-------- Dataset records
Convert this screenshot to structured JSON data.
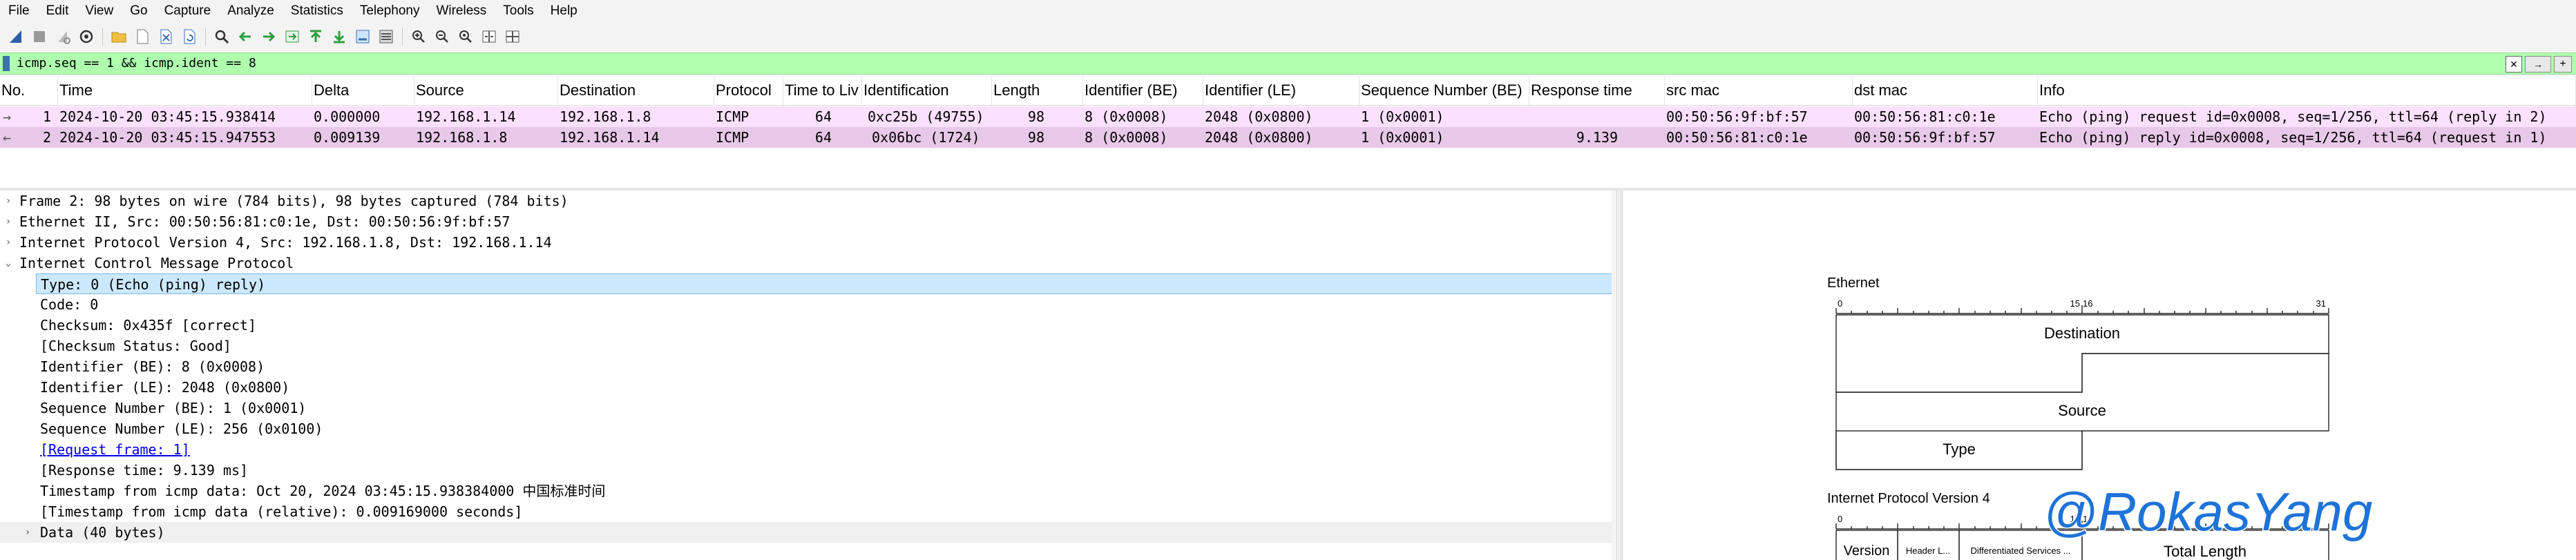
{
  "menu": [
    "File",
    "Edit",
    "View",
    "Go",
    "Capture",
    "Analyze",
    "Statistics",
    "Telephony",
    "Wireless",
    "Tools",
    "Help"
  ],
  "toolbar": {
    "icons": [
      "shark-fin-start-icon",
      "stop-icon",
      "restart-icon",
      "options-gear-icon",
      "open-folder-icon",
      "file-icon",
      "close-file-icon",
      "reload-icon",
      "search-icon",
      "back-arrow-icon",
      "forward-arrow-icon",
      "goto-packet-icon",
      "first-packet-icon",
      "last-packet-icon",
      "autoscroll-icon",
      "colorize-icon",
      "zoom-in-icon",
      "zoom-out-icon",
      "zoom-reset-icon",
      "resize-columns-icon",
      "layout-icon"
    ]
  },
  "filter": {
    "text": "icmp.seq == 1 && icmp.ident == 8",
    "clear_label": "✕",
    "apply_label": "→",
    "plus_label": "+"
  },
  "packet_list": {
    "headers": [
      "No.",
      "Time",
      "Delta",
      "Source",
      "Destination",
      "Protocol",
      "Time to Liv",
      "Identification",
      "Length",
      "Identifier (BE)",
      "Identifier (LE)",
      "Sequence Number (BE)",
      "Response time",
      "src mac",
      "dst mac",
      "Info"
    ],
    "rows": [
      {
        "no": "1",
        "arrow": "→",
        "time": "2024-10-20 03:45:15.938414",
        "delta": "0.000000",
        "source": "192.168.1.14",
        "destination": "192.168.1.8",
        "protocol": "ICMP",
        "ttl": "64",
        "identification": "0xc25b (49755)",
        "length": "98",
        "ident_be": "8 (0x0008)",
        "ident_le": "2048 (0x0800)",
        "seq_be": "1 (0x0001)",
        "response_time": "",
        "src_mac": "00:50:56:9f:bf:57",
        "dst_mac": "00:50:56:81:c0:1e",
        "info": "Echo (ping) request  id=0x0008, seq=1/256, ttl=64 (reply in 2)"
      },
      {
        "no": "2",
        "arrow": "←",
        "time": "2024-10-20 03:45:15.947553",
        "delta": "0.009139",
        "source": "192.168.1.8",
        "destination": "192.168.1.14",
        "protocol": "ICMP",
        "ttl": "64",
        "identification": "0x06bc (1724)",
        "length": "98",
        "ident_be": "8 (0x0008)",
        "ident_le": "2048 (0x0800)",
        "seq_be": "1 (0x0001)",
        "response_time": "9.139",
        "src_mac": "00:50:56:81:c0:1e",
        "dst_mac": "00:50:56:9f:bf:57",
        "info": "Echo (ping) reply    id=0x0008, seq=1/256, ttl=64 (request in 1)"
      }
    ]
  },
  "detail": {
    "lines": [
      {
        "text": "Frame 2: 98 bytes on wire (784 bits), 98 bytes captured (784 bits)",
        "arrow": "›",
        "level": 0
      },
      {
        "text": "Ethernet II, Src: 00:50:56:81:c0:1e, Dst: 00:50:56:9f:bf:57",
        "arrow": "›",
        "level": 0
      },
      {
        "text": "Internet Protocol Version 4, Src: 192.168.1.8, Dst: 192.168.1.14",
        "arrow": "›",
        "level": 0
      },
      {
        "text": "Internet Control Message Protocol",
        "arrow": "⌄",
        "level": 0
      },
      {
        "text": "Type: 0 (Echo (ping) reply)",
        "arrow": "",
        "level": 1
      },
      {
        "text": "Code: 0",
        "arrow": "",
        "level": 1
      },
      {
        "text": "Checksum: 0x435f [correct]",
        "arrow": "",
        "level": 1
      },
      {
        "text": "[Checksum Status: Good]",
        "arrow": "",
        "level": 1
      },
      {
        "text": "Identifier (BE): 8 (0x0008)",
        "arrow": "",
        "level": 1
      },
      {
        "text": "Identifier (LE): 2048 (0x0800)",
        "arrow": "",
        "level": 1
      },
      {
        "text": "Sequence Number (BE): 1 (0x0001)",
        "arrow": "",
        "level": 1
      },
      {
        "text": "Sequence Number (LE): 256 (0x0100)",
        "arrow": "",
        "level": 1
      },
      {
        "text": "[Request frame: 1]",
        "arrow": "",
        "level": 1
      },
      {
        "text": "[Response time: 9.139 ms]",
        "arrow": "",
        "level": 1
      },
      {
        "text": "Timestamp from icmp data: Oct 20, 2024 03:45:15.938384000 中国标准时间",
        "arrow": "",
        "level": 1
      },
      {
        "text": "[Timestamp from icmp data (relative): 0.009169000 seconds]",
        "arrow": "",
        "level": 1
      },
      {
        "text": "Data (40 bytes)",
        "arrow": "›",
        "level": 1
      }
    ]
  },
  "diagram": {
    "ethernet_title": "Ethernet",
    "bit_0": "0",
    "bit_15": "15",
    "bit_16": "16",
    "bit_31": "31",
    "destination_label": "Destination",
    "source_label": "Source",
    "type_label": "Type",
    "ipv4_title": "Internet Protocol Version 4",
    "version_label": "Version",
    "header_len_label": "Header L...",
    "dsf_label": "Differentiated Services ...",
    "total_length_label": "Total Length",
    "watermark": "@RokasYang"
  },
  "colors": {
    "filter_bg": "#afffaf",
    "row_request": "#fce0ff",
    "row_reply": "#e8c8e8",
    "selection": "#cce8ff",
    "watermark": "#1e73d8"
  }
}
----------------
**The exercise:** Output the lines above in full and exactly as given, omitting any pictures.

**Result of the task:**
Convert this screenshot to structured JSON data.
{
  "menu": [
    "File",
    "Edit",
    "View",
    "Go",
    "Capture",
    "Analyze",
    "Statistics",
    "Telephony",
    "Wireless",
    "Tools",
    "Help"
  ],
  "toolbar": {
    "icons": [
      "shark-fin-start-icon",
      "stop-icon",
      "restart-icon",
      "options-gear-icon",
      "open-folder-icon",
      "file-icon",
      "close-file-icon",
      "reload-icon",
      "search-icon",
      "back-arrow-icon",
      "forward-arrow-icon",
      "goto-packet-icon",
      "first-packet-icon",
      "last-packet-icon",
      "autoscroll-icon",
      "colorize-icon",
      "zoom-in-icon",
      "zoom-out-icon",
      "zoom-reset-icon",
      "resize-columns-icon",
      "layout-icon"
    ]
  },
  "filter": {
    "text": "icmp.seq == 1 && icmp.ident == 8",
    "clear_label": "✕",
    "apply_label": "→",
    "plus_label": "+"
  },
  "packet_list": {
    "headers": [
      "No.",
      "Time",
      "Delta",
      "Source",
      "Destination",
      "Protocol",
      "Time to Liv",
      "Identification",
      "Length",
      "Identifier (BE)",
      "Identifier (LE)",
      "Sequence Number (BE)",
      "Response time",
      "src mac",
      "dst mac",
      "Info"
    ],
    "rows": [
      {
        "no": "1",
        "arrow": "→",
        "time": "2024-10-20 03:45:15.938414",
        "delta": "0.000000",
        "source": "192.168.1.14",
        "destination": "192.168.1.8",
        "protocol": "ICMP",
        "ttl": "64",
        "identification": "0xc25b (49755)",
        "length": "98",
        "ident_be": "8 (0x0008)",
        "ident_le": "2048 (0x0800)",
        "seq_be": "1 (0x0001)",
        "response_time": "",
        "src_mac": "00:50:56:9f:bf:57",
        "dst_mac": "00:50:56:81:c0:1e",
        "info": "Echo (ping) request  id=0x0008, seq=1/256, ttl=64 (reply in 2)"
      },
      {
        "no": "2",
        "arrow": "←",
        "time": "2024-10-20 03:45:15.947553",
        "delta": "0.009139",
        "source": "192.168.1.8",
        "destination": "192.168.1.14",
        "protocol": "ICMP",
        "ttl": "64",
        "identification": "0x06bc (1724)",
        "length": "98",
        "ident_be": "8 (0x0008)",
        "ident_le": "2048 (0x0800)",
        "seq_be": "1 (0x0001)",
        "response_time": "9.139",
        "src_mac": "00:50:56:81:c0:1e",
        "dst_mac": "00:50:56:9f:bf:57",
        "info": "Echo (ping) reply    id=0x0008, seq=1/256, ttl=64 (request in 1)"
      }
    ]
  },
  "detail": {
    "lines": [
      {
        "text": "Frame 2: 98 bytes on wire (784 bits), 98 bytes captured (784 bits)",
        "arrow": "›",
        "level": 0
      },
      {
        "text": "Ethernet II, Src: 00:50:56:81:c0:1e, Dst: 00:50:56:9f:bf:57",
        "arrow": "›",
        "level": 0
      },
      {
        "text": "Internet Protocol Version 4, Src: 192.168.1.8, Dst: 192.168.1.14",
        "arrow": "›",
        "level": 0
      },
      {
        "text": "Internet Control Message Protocol",
        "arrow": "⌄",
        "level": 0
      },
      {
        "text": "Type: 0 (Echo (ping) reply)",
        "arrow": "",
        "level": 1
      },
      {
        "text": "Code: 0",
        "arrow": "",
        "level": 1
      },
      {
        "text": "Checksum: 0x435f [correct]",
        "arrow": "",
        "level": 1
      },
      {
        "text": "[Checksum Status: Good]",
        "arrow": "",
        "level": 1
      },
      {
        "text": "Identifier (BE): 8 (0x0008)",
        "arrow": "",
        "level": 1
      },
      {
        "text": "Identifier (LE): 2048 (0x0800)",
        "arrow": "",
        "level": 1
      },
      {
        "text": "Sequence Number (BE): 1 (0x0001)",
        "arrow": "",
        "level": 1
      },
      {
        "text": "Sequence Number (LE): 256 (0x0100)",
        "arrow": "",
        "level": 1
      },
      {
        "text": "[Request frame: 1]",
        "arrow": "",
        "level": 1
      },
      {
        "text": "[Response time: 9.139 ms]",
        "arrow": "",
        "level": 1
      },
      {
        "text": "Timestamp from icmp data: Oct 20, 2024 03:45:15.938384000 中国标准时间",
        "arrow": "",
        "level": 1
      },
      {
        "text": "[Timestamp from icmp data (relative): 0.009169000 seconds]",
        "arrow": "",
        "level": 1
      },
      {
        "text": "Data (40 bytes)",
        "arrow": "›",
        "level": 1
      }
    ]
  },
  "diagram": {
    "ethernet_title": "Ethernet",
    "bit_0": "0",
    "bit_15": "15",
    "bit_16": "16",
    "bit_31": "31",
    "destination_label": "Destination",
    "source_label": "Source",
    "type_label": "Type",
    "ipv4_title": "Internet Protocol Version 4",
    "version_label": "Version",
    "header_len_label": "Header L...",
    "dsf_label": "Differentiated Services ...",
    "total_length_label": "Total Length",
    "watermark": "@RokasYang"
  },
  "colors": {
    "filter_bg": "#afffaf",
    "row_request": "#fce0ff",
    "row_reply": "#e8c8e8",
    "selection": "#cce8ff",
    "watermark": "#1e73d8"
  }
}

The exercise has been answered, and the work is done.